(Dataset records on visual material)
......
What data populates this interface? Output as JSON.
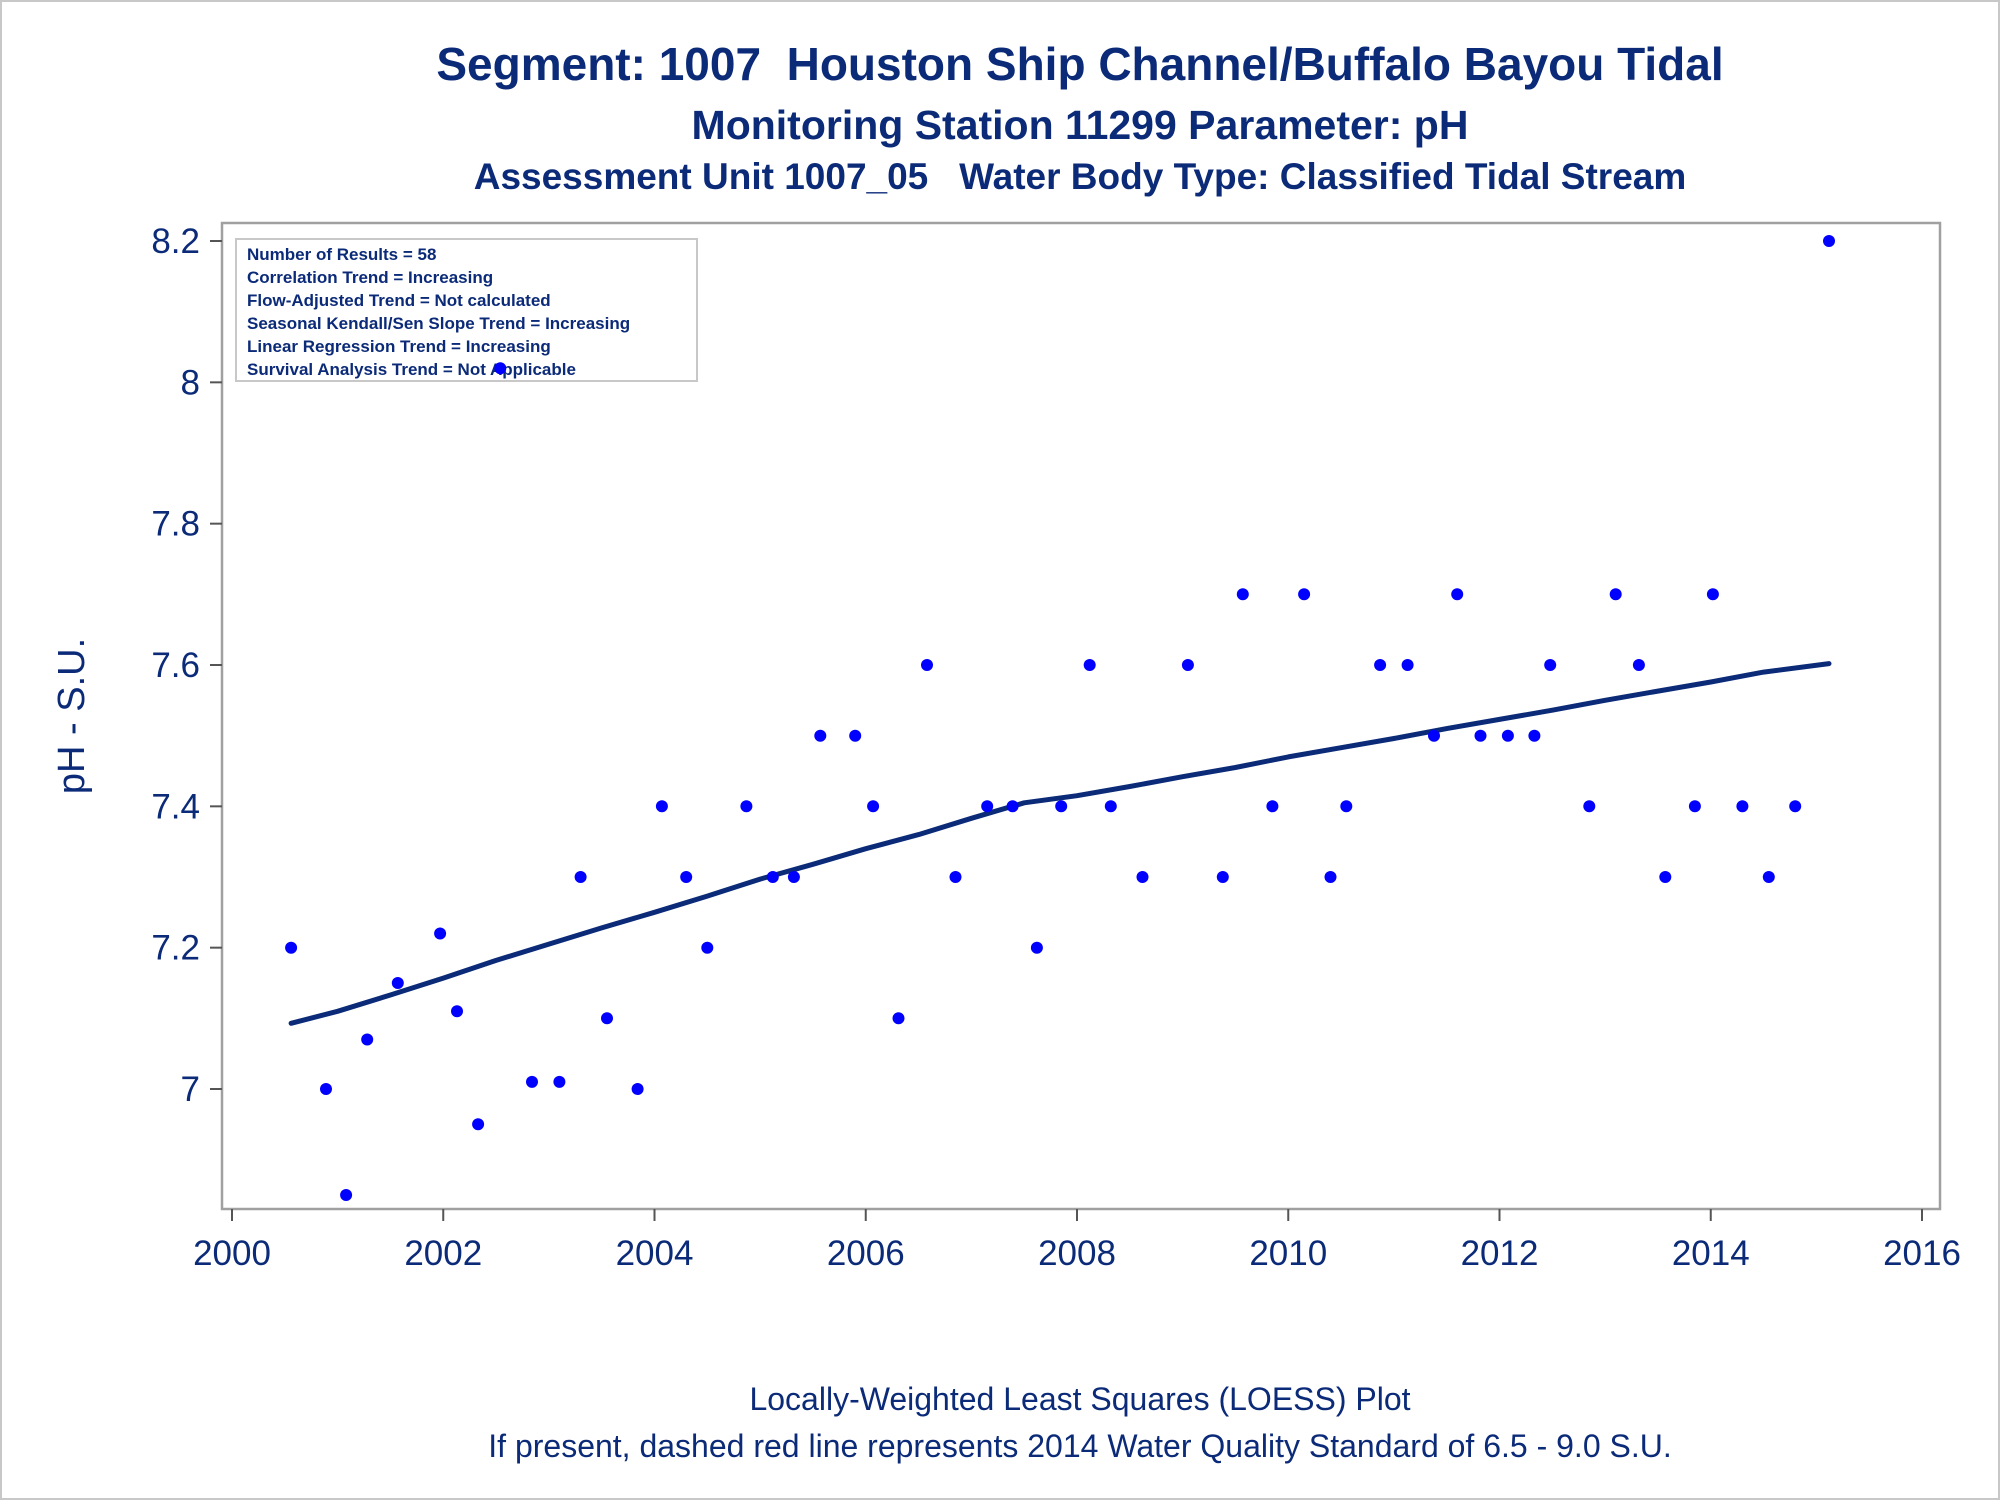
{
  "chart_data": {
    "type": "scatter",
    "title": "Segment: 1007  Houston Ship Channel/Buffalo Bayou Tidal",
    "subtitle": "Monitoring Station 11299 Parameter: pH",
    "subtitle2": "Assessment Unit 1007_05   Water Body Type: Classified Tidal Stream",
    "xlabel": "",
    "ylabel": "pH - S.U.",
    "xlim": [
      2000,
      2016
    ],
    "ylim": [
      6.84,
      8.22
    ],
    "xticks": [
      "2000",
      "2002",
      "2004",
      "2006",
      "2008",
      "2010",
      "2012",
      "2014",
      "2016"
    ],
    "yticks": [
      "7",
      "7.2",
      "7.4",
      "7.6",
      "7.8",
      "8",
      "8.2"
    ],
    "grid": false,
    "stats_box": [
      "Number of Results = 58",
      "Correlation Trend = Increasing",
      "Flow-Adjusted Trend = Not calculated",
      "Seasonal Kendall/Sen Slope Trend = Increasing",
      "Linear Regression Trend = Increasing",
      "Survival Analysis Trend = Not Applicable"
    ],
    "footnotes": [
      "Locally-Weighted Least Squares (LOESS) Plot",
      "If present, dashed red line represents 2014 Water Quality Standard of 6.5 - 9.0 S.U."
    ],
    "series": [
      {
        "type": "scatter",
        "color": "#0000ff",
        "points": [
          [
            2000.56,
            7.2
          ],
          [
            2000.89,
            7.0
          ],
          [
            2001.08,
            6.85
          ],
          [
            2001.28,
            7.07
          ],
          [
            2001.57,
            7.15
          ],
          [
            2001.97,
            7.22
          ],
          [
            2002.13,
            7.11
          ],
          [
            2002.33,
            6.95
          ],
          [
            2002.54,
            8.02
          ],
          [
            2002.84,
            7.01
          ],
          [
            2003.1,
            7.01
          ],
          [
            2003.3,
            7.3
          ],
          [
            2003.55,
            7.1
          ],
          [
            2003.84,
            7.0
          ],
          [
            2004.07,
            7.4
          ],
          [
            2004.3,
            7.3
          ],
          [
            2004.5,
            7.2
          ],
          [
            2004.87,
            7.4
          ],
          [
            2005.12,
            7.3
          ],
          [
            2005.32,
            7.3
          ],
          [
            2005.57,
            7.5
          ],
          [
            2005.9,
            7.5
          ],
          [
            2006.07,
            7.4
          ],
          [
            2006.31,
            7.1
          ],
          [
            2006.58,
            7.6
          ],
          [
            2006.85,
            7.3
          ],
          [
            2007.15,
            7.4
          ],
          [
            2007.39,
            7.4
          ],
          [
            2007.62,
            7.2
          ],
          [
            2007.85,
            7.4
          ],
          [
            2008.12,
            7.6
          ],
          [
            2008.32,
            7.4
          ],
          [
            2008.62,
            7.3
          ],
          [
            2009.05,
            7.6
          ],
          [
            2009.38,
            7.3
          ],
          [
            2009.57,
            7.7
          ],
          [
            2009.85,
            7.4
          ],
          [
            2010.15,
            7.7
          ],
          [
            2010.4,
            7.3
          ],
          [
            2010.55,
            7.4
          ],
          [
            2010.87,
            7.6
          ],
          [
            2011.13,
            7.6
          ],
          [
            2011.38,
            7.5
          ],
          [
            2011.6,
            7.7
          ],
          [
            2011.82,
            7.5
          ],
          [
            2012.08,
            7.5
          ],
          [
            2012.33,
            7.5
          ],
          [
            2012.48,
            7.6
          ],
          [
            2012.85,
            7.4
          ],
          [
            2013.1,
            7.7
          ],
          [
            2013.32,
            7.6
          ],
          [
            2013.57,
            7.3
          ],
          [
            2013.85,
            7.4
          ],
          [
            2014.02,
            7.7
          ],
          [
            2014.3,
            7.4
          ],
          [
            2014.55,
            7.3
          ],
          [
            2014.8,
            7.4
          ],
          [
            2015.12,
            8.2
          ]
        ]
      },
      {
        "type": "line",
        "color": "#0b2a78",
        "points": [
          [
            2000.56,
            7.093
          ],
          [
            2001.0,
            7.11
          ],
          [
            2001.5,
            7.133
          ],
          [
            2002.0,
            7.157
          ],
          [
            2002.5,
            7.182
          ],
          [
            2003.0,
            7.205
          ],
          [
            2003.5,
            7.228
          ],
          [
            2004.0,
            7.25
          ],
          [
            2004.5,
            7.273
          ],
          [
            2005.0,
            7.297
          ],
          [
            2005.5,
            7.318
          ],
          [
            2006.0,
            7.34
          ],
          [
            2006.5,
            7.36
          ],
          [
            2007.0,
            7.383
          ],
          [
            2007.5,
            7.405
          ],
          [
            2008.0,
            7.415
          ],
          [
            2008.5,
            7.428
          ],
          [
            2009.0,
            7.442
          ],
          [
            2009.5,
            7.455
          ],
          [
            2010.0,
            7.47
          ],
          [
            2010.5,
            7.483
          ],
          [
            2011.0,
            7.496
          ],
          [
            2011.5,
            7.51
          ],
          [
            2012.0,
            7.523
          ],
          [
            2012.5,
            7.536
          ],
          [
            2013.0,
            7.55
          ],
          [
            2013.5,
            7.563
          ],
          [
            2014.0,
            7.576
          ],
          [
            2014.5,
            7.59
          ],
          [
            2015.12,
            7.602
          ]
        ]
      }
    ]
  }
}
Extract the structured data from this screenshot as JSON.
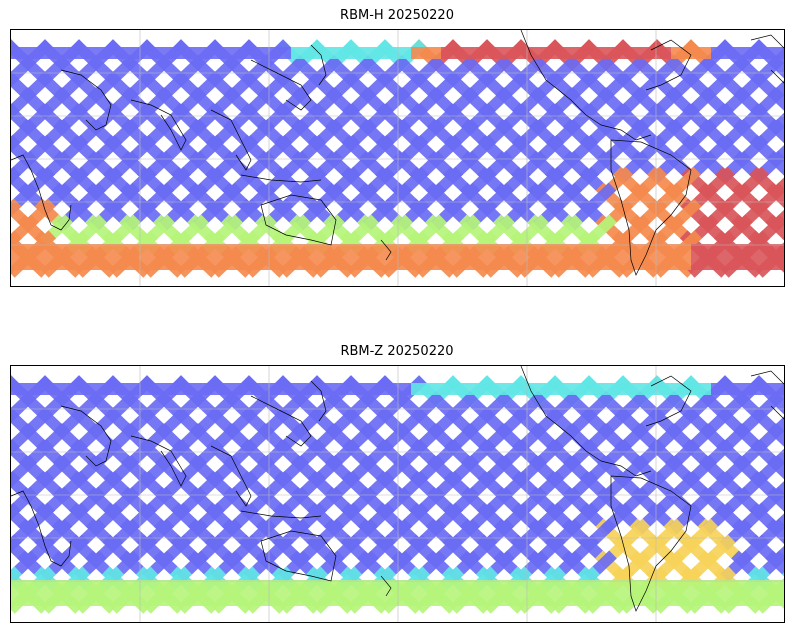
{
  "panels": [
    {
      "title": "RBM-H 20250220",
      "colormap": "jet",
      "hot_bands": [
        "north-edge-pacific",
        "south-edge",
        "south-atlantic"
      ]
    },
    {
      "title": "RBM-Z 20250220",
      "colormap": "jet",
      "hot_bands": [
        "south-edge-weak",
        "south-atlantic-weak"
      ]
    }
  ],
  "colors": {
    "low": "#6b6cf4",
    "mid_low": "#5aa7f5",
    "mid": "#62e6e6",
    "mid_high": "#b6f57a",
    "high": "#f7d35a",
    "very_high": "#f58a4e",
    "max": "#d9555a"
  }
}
......
Reproduce the data word for word, excluding its pictures.

Response to this exercise ▸
What data populates this interface? Output as JSON.
{
  "chart_data": {
    "type": "scatter",
    "title": "Segment: 1007  Houston Ship Channel/Buffalo Bayou Tidal",
    "subtitle": "Monitoring Station 11299 Parameter: pH",
    "subtitle2": "Assessment Unit 1007_05   Water Body Type: Classified Tidal Stream",
    "xlabel": "",
    "ylabel": "pH - S.U.",
    "xlim": [
      2000,
      2016
    ],
    "ylim": [
      6.84,
      8.22
    ],
    "xticks": [
      "2000",
      "2002",
      "2004",
      "2006",
      "2008",
      "2010",
      "2012",
      "2014",
      "2016"
    ],
    "yticks": [
      "7",
      "7.2",
      "7.4",
      "7.6",
      "7.8",
      "8",
      "8.2"
    ],
    "grid": false,
    "stats_box": [
      "Number of Results = 58",
      "Correlation Trend = Increasing",
      "Flow-Adjusted Trend = Not calculated",
      "Seasonal Kendall/Sen Slope Trend = Increasing",
      "Linear Regression Trend = Increasing",
      "Survival Analysis Trend = Not Applicable"
    ],
    "footnotes": [
      "Locally-Weighted Least Squares (LOESS) Plot",
      "If present, dashed red line represents 2014 Water Quality Standard of 6.5 - 9.0 S.U."
    ],
    "series": [
      {
        "type": "scatter",
        "color": "#0000ff",
        "points": [
          [
            2000.56,
            7.2
          ],
          [
            2000.89,
            7.0
          ],
          [
            2001.08,
            6.85
          ],
          [
            2001.28,
            7.07
          ],
          [
            2001.57,
            7.15
          ],
          [
            2001.97,
            7.22
          ],
          [
            2002.13,
            7.11
          ],
          [
            2002.33,
            6.95
          ],
          [
            2002.54,
            8.02
          ],
          [
            2002.84,
            7.01
          ],
          [
            2003.1,
            7.01
          ],
          [
            2003.3,
            7.3
          ],
          [
            2003.55,
            7.1
          ],
          [
            2003.84,
            7.0
          ],
          [
            2004.07,
            7.4
          ],
          [
            2004.3,
            7.3
          ],
          [
            2004.5,
            7.2
          ],
          [
            2004.87,
            7.4
          ],
          [
            2005.12,
            7.3
          ],
          [
            2005.32,
            7.3
          ],
          [
            2005.57,
            7.5
          ],
          [
            2005.9,
            7.5
          ],
          [
            2006.07,
            7.4
          ],
          [
            2006.31,
            7.1
          ],
          [
            2006.58,
            7.6
          ],
          [
            2006.85,
            7.3
          ],
          [
            2007.15,
            7.4
          ],
          [
            2007.39,
            7.4
          ],
          [
            2007.62,
            7.2
          ],
          [
            2007.85,
            7.4
          ],
          [
            2008.12,
            7.6
          ],
          [
            2008.32,
            7.4
          ],
          [
            2008.62,
            7.3
          ],
          [
            2009.05,
            7.6
          ],
          [
            2009.38,
            7.3
          ],
          [
            2009.57,
            7.7
          ],
          [
            2009.85,
            7.4
          ],
          [
            2010.15,
            7.7
          ],
          [
            2010.4,
            7.3
          ],
          [
            2010.55,
            7.4
          ],
          [
            2010.87,
            7.6
          ],
          [
            2011.13,
            7.6
          ],
          [
            2011.38,
            7.5
          ],
          [
            2011.6,
            7.7
          ],
          [
            2011.82,
            7.5
          ],
          [
            2012.08,
            7.5
          ],
          [
            2012.33,
            7.5
          ],
          [
            2012.48,
            7.6
          ],
          [
            2012.85,
            7.4
          ],
          [
            2013.1,
            7.7
          ],
          [
            2013.32,
            7.6
          ],
          [
            2013.57,
            7.3
          ],
          [
            2013.85,
            7.4
          ],
          [
            2014.02,
            7.7
          ],
          [
            2014.3,
            7.4
          ],
          [
            2014.55,
            7.3
          ],
          [
            2014.8,
            7.4
          ],
          [
            2015.12,
            8.2
          ]
        ]
      },
      {
        "type": "line",
        "color": "#0b2a78",
        "points": [
          [
            2000.56,
            7.093
          ],
          [
            2001.0,
            7.11
          ],
          [
            2001.5,
            7.133
          ],
          [
            2002.0,
            7.157
          ],
          [
            2002.5,
            7.182
          ],
          [
            2003.0,
            7.205
          ],
          [
            2003.5,
            7.228
          ],
          [
            2004.0,
            7.25
          ],
          [
            2004.5,
            7.273
          ],
          [
            2005.0,
            7.297
          ],
          [
            2005.5,
            7.318
          ],
          [
            2006.0,
            7.34
          ],
          [
            2006.5,
            7.36
          ],
          [
            2007.0,
            7.383
          ],
          [
            2007.5,
            7.405
          ],
          [
            2008.0,
            7.415
          ],
          [
            2008.5,
            7.428
          ],
          [
            2009.0,
            7.442
          ],
          [
            2009.5,
            7.455
          ],
          [
            2010.0,
            7.47
          ],
          [
            2010.5,
            7.483
          ],
          [
            2011.0,
            7.496
          ],
          [
            2011.5,
            7.51
          ],
          [
            2012.0,
            7.523
          ],
          [
            2012.5,
            7.536
          ],
          [
            2013.0,
            7.55
          ],
          [
            2013.5,
            7.563
          ],
          [
            2014.0,
            7.576
          ],
          [
            2014.5,
            7.59
          ],
          [
            2015.12,
            7.602
          ]
        ]
      }
    ]
  }
}
Extract the structured data from this screenshot as JSON.
{
  "panels": [
    {
      "title": "RBM-H 20250220",
      "colormap": "jet",
      "hot_bands": [
        "north-edge-pacific",
        "south-edge",
        "south-atlantic"
      ]
    },
    {
      "title": "RBM-Z 20250220",
      "colormap": "jet",
      "hot_bands": [
        "south-edge-weak",
        "south-atlantic-weak"
      ]
    }
  ],
  "colors": {
    "low": "#6b6cf4",
    "mid_low": "#5aa7f5",
    "mid": "#62e6e6",
    "mid_high": "#b6f57a",
    "high": "#f7d35a",
    "very_high": "#f58a4e",
    "max": "#d9555a"
  }
}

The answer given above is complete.